Scan the lines below for the word "icon". Copy each line you find it in.

────────

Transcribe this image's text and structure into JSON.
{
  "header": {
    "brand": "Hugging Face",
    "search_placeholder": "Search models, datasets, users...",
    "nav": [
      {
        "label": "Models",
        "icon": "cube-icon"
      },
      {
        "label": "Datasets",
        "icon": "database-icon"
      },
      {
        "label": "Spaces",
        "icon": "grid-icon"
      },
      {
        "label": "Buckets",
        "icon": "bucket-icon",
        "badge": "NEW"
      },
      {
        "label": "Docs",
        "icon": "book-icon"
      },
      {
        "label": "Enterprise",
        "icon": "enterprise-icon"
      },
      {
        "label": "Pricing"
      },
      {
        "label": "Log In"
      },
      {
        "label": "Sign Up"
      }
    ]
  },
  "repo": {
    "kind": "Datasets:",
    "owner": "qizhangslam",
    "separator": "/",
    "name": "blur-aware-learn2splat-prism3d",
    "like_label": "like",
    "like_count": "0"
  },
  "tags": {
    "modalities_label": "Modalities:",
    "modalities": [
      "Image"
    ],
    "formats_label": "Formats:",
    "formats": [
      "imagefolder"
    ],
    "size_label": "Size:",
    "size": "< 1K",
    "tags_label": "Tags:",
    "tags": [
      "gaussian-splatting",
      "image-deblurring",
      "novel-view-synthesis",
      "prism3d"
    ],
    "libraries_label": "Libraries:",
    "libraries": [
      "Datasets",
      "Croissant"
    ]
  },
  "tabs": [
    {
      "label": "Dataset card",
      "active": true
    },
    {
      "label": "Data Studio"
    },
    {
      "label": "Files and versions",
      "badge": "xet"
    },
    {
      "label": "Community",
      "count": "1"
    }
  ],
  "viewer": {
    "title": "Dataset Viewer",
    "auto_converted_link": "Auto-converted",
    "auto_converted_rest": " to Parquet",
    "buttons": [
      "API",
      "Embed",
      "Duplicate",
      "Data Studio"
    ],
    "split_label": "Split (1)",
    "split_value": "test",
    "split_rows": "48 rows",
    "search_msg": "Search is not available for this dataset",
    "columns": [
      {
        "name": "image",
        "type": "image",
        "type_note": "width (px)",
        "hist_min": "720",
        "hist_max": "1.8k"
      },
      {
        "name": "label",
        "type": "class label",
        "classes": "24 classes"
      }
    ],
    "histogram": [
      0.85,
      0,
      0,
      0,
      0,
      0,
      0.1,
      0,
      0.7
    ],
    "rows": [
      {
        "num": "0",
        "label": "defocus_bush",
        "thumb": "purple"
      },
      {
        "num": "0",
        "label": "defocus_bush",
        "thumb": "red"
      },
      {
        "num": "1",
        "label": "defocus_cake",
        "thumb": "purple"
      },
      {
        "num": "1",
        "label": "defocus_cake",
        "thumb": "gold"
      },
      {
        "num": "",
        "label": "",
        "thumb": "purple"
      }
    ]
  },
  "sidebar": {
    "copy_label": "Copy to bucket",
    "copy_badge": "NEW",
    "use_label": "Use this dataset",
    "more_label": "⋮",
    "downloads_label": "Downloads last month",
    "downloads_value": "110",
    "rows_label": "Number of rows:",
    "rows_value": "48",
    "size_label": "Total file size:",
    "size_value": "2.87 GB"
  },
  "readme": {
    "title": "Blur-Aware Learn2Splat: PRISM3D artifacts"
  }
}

────────

▸ **Reply**:
        "icon": "cube-icon"
        "icon": "database-icon"
        "icon": "grid-icon"
        "icon": "bucket-icon",
        "icon": "book-icon"
        "icon": "enterprise-icon"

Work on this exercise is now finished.